* Begin Data *

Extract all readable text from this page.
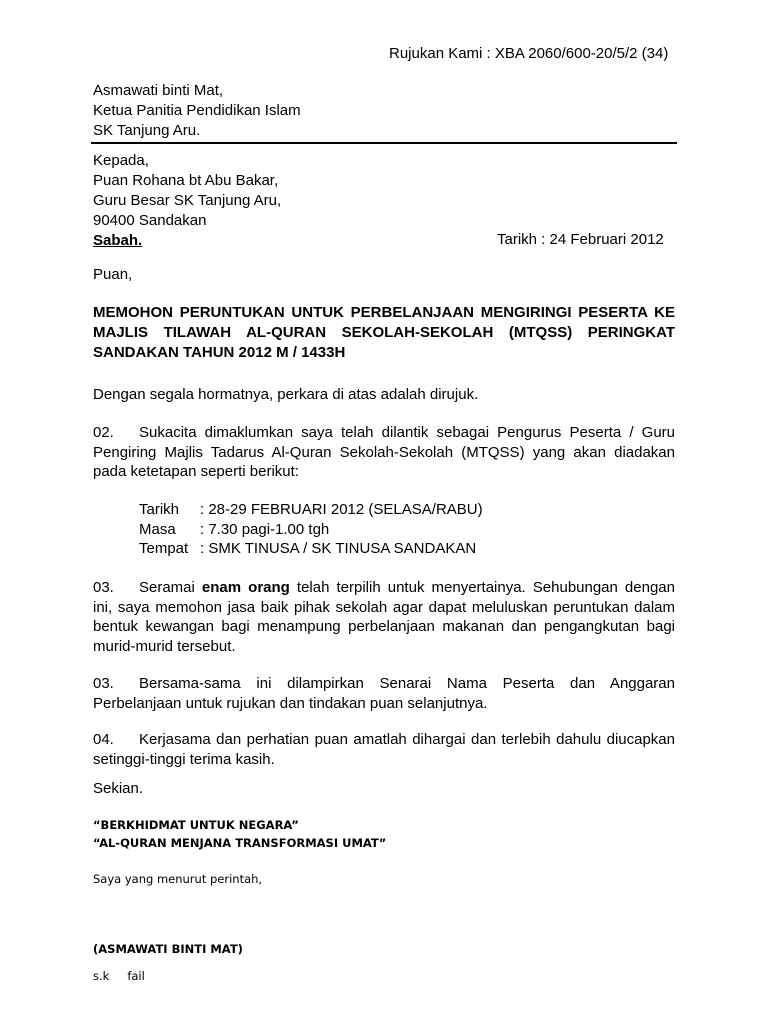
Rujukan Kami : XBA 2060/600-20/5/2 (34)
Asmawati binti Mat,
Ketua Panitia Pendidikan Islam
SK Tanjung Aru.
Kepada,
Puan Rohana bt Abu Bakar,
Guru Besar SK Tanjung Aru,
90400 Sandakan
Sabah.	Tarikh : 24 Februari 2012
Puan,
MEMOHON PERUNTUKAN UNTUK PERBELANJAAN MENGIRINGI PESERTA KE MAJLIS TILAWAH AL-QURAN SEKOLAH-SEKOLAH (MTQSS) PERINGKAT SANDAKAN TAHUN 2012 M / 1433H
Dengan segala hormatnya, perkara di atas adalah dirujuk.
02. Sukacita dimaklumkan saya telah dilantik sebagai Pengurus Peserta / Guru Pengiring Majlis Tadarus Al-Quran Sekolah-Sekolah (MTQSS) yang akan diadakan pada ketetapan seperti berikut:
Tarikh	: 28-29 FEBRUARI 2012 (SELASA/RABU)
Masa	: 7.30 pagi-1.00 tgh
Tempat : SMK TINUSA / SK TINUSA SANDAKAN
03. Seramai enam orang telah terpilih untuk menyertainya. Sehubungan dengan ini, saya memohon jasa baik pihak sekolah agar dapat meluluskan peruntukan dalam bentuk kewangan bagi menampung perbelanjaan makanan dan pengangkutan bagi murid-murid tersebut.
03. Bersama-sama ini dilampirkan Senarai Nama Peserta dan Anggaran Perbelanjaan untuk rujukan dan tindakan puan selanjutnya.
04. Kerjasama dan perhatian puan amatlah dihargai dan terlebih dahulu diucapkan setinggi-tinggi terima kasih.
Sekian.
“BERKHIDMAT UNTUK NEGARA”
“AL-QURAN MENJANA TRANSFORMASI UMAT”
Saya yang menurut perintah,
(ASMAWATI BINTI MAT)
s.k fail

* End Data *
* Begin Data *

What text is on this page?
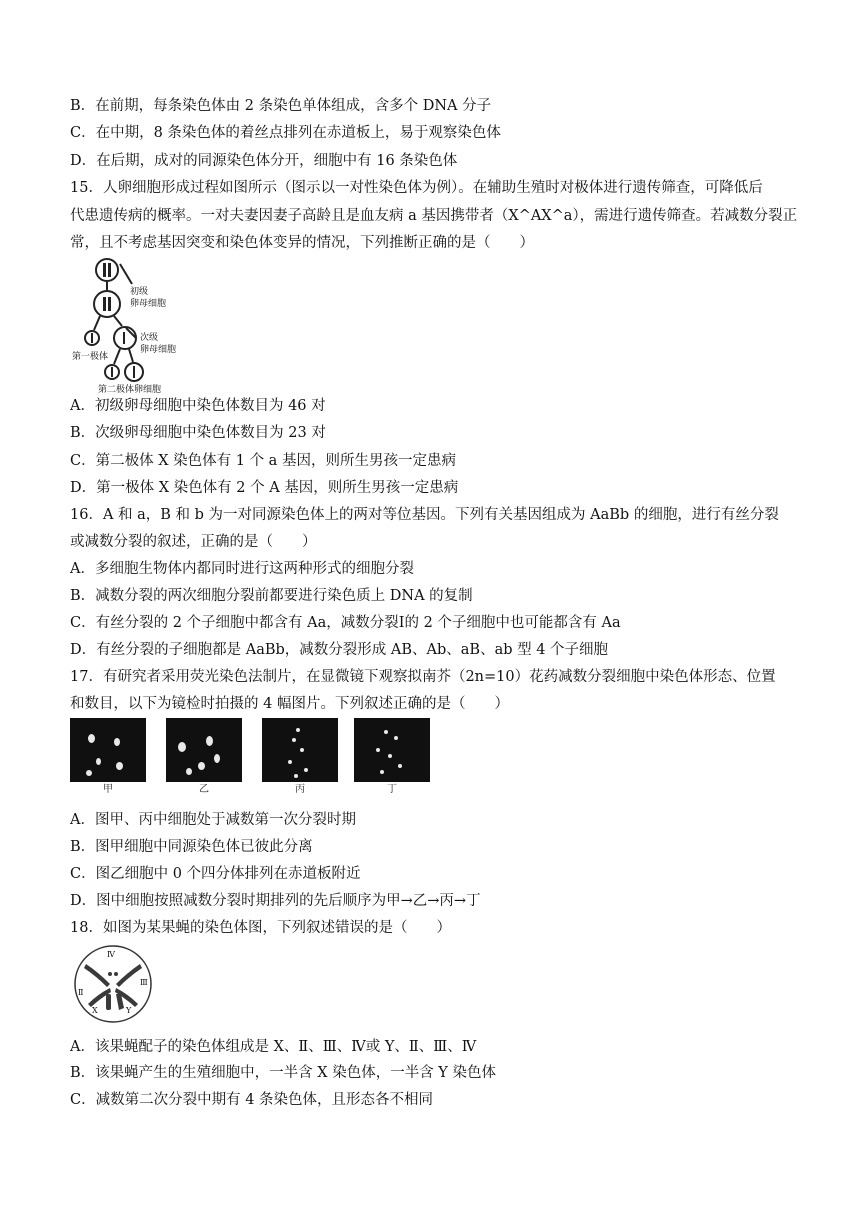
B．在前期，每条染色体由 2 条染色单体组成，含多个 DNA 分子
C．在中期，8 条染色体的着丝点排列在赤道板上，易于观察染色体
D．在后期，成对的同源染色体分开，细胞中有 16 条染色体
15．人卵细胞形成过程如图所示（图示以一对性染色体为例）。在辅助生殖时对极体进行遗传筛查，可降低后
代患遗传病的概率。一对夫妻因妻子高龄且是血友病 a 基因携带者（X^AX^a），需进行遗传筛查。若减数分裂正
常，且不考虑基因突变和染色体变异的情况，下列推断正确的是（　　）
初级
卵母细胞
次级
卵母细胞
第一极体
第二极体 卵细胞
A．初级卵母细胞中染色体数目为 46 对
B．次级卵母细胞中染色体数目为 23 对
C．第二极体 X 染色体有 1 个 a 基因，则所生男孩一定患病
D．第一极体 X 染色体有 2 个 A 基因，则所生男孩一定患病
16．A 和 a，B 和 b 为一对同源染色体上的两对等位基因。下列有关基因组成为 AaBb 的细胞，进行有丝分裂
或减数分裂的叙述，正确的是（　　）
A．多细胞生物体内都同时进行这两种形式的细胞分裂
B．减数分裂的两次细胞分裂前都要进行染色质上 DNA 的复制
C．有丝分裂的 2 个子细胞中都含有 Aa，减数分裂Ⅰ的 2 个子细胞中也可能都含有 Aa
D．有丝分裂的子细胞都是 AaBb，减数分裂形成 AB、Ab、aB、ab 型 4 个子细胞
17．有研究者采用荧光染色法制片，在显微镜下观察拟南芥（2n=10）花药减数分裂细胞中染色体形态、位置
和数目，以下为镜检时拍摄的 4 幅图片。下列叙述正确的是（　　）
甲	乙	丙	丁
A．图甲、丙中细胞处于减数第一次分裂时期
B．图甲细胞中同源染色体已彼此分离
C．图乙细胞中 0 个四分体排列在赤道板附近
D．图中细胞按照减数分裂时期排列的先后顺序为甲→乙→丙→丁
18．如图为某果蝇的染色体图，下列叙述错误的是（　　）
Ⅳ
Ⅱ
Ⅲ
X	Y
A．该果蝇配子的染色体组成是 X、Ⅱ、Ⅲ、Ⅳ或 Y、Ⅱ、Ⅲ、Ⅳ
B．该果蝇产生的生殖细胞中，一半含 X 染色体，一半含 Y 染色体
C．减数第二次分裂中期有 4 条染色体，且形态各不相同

* End Data *

Return each line in the records that holds the string "第二极体".

### Worked answer
第二极体 卵细胞
C．第二极体 X 染色体有 1 个 a 基因，则所生男孩一定患病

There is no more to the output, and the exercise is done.